==== Data to process
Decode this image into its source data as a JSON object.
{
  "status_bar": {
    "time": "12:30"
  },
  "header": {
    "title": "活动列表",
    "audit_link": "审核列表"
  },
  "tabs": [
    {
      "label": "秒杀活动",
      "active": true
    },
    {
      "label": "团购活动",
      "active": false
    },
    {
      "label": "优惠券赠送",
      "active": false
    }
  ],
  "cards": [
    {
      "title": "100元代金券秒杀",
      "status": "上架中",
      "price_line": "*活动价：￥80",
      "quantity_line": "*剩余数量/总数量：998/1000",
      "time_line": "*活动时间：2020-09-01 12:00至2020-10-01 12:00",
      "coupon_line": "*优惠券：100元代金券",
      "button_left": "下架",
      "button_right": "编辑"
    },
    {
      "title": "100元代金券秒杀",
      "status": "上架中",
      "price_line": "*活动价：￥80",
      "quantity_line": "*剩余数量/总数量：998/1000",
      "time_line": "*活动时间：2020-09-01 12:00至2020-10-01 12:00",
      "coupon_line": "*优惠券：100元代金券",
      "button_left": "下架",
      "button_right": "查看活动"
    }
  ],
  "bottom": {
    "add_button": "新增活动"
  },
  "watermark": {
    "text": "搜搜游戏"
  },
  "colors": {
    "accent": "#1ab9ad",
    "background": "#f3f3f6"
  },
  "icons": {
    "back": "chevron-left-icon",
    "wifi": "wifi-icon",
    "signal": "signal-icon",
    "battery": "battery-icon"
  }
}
========
==== Data to process
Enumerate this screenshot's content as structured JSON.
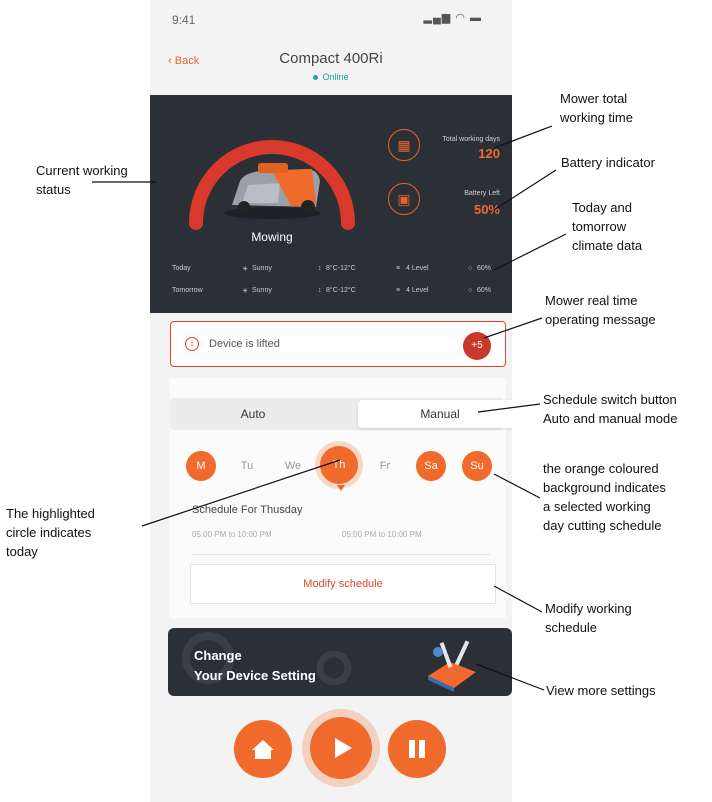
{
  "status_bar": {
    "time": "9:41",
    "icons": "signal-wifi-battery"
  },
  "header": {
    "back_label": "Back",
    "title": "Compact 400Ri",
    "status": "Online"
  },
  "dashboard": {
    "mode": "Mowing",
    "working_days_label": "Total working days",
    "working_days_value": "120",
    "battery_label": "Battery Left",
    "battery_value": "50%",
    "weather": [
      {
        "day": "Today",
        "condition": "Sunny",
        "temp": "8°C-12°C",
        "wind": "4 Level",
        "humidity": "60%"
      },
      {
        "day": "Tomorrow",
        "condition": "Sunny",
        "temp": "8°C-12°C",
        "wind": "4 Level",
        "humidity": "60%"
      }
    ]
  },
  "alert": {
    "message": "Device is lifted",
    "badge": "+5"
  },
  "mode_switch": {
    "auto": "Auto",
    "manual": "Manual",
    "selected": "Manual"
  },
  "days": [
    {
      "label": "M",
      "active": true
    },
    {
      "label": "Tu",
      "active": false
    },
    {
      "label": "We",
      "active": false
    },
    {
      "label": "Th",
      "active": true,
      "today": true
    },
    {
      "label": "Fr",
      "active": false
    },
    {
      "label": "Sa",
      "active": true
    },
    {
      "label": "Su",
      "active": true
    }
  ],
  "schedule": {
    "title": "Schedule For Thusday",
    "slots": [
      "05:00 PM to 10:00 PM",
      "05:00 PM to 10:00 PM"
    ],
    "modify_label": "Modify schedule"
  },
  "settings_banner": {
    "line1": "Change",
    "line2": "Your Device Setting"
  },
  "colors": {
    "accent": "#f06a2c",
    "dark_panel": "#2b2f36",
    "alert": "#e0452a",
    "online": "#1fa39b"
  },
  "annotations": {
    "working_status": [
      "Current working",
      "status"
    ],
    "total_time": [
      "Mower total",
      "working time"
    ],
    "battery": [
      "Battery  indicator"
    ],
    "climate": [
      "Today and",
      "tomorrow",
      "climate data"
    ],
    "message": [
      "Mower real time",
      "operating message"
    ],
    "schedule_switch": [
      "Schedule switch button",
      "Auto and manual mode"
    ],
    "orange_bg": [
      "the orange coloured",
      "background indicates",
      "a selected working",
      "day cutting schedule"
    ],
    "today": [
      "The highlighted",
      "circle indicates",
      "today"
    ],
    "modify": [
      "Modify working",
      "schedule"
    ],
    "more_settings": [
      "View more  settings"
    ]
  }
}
========
What this task involves
Only lines with the string "signal" belong in your answer; copy each one.

Output of the task
    "signal": "signal-icon",
    "icons": "signal-wifi-battery"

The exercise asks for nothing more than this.